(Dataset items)

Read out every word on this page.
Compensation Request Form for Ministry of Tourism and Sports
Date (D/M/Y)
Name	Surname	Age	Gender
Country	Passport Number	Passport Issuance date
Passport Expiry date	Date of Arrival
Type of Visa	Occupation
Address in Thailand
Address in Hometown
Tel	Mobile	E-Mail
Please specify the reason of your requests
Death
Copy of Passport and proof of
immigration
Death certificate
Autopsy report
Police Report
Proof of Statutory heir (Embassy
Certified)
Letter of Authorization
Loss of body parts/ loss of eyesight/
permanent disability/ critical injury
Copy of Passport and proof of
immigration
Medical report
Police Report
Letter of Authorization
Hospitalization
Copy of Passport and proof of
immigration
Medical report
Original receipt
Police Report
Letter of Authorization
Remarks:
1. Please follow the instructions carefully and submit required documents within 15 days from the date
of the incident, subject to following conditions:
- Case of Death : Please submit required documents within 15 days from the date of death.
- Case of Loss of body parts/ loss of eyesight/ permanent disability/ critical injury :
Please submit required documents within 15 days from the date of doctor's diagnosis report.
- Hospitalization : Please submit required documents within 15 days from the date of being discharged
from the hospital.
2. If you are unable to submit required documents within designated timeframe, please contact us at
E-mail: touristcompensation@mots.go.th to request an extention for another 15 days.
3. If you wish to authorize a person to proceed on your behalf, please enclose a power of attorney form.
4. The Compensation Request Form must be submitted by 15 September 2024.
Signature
==
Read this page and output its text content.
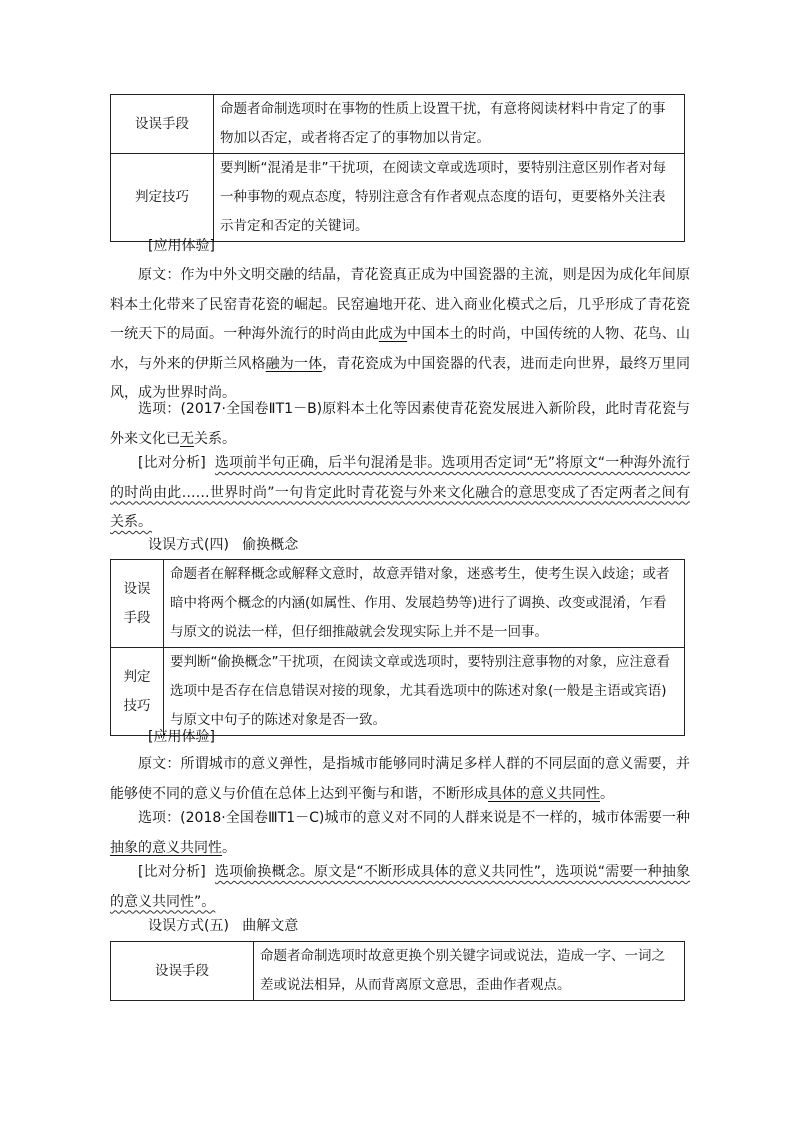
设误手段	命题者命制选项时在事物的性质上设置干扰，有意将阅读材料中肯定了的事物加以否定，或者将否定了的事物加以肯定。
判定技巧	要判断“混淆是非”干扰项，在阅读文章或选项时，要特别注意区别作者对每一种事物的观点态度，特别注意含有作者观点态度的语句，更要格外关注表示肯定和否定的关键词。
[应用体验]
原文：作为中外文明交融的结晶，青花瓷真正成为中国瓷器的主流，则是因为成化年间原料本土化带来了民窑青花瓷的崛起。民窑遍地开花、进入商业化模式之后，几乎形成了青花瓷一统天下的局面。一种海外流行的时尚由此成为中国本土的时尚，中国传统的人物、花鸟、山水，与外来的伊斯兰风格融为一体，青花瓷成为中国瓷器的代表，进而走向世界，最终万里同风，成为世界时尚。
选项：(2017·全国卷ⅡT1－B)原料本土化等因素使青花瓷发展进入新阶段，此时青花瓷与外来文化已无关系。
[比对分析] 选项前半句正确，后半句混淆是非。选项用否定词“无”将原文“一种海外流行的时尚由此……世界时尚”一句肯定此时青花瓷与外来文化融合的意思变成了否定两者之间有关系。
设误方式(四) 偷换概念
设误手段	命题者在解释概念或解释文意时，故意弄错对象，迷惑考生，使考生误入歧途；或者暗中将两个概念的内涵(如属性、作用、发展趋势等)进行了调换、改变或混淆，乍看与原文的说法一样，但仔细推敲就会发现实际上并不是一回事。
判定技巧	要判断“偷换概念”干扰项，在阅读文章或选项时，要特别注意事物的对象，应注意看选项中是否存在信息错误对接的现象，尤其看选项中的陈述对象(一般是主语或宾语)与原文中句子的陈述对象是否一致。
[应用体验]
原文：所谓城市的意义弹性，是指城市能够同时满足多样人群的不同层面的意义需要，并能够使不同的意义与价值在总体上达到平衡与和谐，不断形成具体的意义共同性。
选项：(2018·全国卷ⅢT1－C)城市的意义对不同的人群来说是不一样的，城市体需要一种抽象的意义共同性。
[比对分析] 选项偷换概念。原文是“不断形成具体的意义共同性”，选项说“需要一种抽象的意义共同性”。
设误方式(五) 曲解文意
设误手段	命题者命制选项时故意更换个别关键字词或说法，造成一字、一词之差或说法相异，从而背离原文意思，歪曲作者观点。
--
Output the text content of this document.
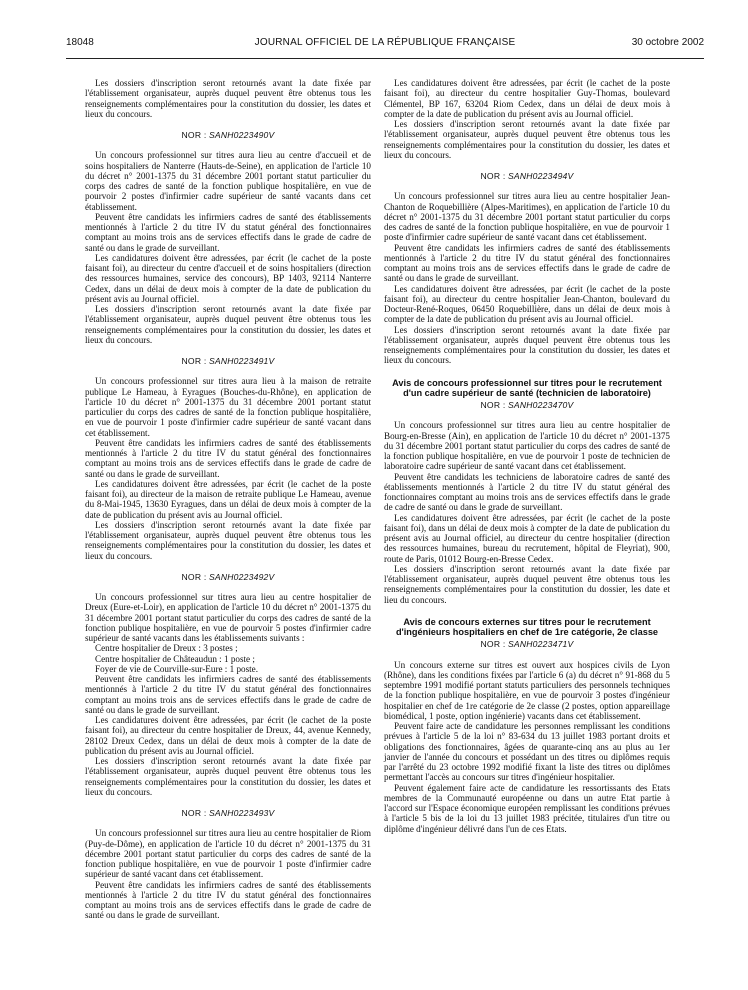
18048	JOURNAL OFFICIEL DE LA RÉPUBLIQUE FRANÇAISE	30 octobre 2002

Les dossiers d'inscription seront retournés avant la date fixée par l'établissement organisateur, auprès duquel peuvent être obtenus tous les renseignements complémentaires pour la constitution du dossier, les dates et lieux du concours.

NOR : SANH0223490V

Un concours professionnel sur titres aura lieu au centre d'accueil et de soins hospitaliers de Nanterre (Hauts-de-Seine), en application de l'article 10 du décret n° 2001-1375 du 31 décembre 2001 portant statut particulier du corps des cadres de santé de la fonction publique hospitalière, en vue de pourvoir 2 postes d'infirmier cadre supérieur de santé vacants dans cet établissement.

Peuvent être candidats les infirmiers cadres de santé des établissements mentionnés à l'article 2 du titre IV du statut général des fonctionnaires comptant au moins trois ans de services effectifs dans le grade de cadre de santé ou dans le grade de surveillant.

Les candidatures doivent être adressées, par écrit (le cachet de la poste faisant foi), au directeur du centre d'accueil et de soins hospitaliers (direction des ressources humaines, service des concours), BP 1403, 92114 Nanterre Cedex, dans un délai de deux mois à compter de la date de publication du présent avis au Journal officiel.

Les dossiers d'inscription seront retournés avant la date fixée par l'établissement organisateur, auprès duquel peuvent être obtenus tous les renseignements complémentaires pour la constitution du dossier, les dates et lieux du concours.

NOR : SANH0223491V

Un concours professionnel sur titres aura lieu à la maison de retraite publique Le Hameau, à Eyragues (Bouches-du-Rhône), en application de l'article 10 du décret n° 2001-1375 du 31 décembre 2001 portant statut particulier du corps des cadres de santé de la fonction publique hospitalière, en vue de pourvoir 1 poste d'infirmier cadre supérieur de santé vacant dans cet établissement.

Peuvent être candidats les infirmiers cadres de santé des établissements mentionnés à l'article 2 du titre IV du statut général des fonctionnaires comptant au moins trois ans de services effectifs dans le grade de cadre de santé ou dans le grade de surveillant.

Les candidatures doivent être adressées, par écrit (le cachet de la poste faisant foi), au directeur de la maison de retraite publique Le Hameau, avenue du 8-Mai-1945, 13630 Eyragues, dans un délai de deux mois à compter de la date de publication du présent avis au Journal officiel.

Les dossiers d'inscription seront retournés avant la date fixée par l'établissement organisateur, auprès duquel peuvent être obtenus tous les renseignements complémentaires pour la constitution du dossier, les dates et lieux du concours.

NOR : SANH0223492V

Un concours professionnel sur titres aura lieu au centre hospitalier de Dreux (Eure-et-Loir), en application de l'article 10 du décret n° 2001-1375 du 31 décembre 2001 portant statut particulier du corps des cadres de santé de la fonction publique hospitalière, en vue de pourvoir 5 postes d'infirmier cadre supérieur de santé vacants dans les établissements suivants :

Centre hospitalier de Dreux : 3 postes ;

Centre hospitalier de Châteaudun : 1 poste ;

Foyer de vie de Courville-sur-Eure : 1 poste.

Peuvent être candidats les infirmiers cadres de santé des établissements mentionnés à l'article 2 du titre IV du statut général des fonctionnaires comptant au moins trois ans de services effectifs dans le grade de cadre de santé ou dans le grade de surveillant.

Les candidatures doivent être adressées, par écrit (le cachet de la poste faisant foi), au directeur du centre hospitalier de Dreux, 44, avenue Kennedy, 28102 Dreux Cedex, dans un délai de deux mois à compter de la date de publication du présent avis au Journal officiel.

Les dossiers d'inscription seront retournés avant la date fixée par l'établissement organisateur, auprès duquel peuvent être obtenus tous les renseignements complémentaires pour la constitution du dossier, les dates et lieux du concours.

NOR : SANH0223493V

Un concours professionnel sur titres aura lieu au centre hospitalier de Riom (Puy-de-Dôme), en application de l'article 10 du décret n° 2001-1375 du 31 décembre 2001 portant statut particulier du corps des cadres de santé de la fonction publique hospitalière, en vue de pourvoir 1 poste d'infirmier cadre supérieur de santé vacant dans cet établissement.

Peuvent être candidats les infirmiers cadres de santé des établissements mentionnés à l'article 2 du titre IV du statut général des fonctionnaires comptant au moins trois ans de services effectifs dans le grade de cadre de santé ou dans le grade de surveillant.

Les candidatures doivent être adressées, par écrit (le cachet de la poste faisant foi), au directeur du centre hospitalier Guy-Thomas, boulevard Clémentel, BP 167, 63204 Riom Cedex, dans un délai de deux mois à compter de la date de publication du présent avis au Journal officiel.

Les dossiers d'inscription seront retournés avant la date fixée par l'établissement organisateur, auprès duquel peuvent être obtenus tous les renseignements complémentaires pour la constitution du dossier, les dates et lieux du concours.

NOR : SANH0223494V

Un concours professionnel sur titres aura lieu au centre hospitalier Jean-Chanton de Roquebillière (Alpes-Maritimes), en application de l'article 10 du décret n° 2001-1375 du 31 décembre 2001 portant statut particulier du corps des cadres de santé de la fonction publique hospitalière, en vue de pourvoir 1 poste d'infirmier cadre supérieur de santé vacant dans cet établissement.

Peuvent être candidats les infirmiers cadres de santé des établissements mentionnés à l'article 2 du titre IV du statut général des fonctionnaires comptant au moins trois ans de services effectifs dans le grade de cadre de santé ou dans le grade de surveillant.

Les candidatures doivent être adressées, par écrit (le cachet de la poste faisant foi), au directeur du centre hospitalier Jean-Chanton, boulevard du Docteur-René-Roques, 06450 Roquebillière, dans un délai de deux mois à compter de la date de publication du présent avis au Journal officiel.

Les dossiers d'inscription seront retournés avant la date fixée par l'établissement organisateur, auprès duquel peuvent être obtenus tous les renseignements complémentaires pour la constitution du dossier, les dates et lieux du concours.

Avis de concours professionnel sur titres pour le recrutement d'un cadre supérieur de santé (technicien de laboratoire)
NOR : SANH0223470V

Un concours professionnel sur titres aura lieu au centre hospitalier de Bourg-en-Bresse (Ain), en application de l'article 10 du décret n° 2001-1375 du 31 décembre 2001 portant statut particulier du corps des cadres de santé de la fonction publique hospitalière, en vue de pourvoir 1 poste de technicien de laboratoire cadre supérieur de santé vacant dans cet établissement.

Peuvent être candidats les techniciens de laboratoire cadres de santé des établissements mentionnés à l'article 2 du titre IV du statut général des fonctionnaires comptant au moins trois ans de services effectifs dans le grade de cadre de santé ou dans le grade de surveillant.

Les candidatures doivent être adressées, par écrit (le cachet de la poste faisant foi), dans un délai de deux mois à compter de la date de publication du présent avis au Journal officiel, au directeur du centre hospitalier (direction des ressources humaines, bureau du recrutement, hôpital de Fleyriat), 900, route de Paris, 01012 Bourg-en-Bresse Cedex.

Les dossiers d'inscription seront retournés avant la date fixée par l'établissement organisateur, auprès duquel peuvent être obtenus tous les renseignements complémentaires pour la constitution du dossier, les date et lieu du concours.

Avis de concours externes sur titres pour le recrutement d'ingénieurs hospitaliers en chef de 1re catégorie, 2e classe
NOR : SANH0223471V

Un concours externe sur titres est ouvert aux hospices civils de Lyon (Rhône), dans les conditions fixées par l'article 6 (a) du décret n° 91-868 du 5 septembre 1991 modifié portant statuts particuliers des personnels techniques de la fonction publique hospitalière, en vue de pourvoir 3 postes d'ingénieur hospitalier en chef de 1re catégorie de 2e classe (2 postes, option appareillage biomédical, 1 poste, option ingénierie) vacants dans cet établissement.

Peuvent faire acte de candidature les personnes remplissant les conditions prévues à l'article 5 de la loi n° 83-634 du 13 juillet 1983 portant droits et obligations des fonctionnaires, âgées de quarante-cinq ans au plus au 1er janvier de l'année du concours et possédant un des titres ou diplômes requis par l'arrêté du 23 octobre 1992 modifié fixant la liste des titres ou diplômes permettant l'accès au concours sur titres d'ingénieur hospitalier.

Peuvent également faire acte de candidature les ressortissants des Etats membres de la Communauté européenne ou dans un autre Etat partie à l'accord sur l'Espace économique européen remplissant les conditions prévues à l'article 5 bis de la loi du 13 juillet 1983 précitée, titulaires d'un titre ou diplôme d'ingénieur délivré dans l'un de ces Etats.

- _PROBLEM DETAILS_:
State how many lines of the records above contain "conditions", with no words besides the number.

- _RESPONSE TO THIS TASK_:
4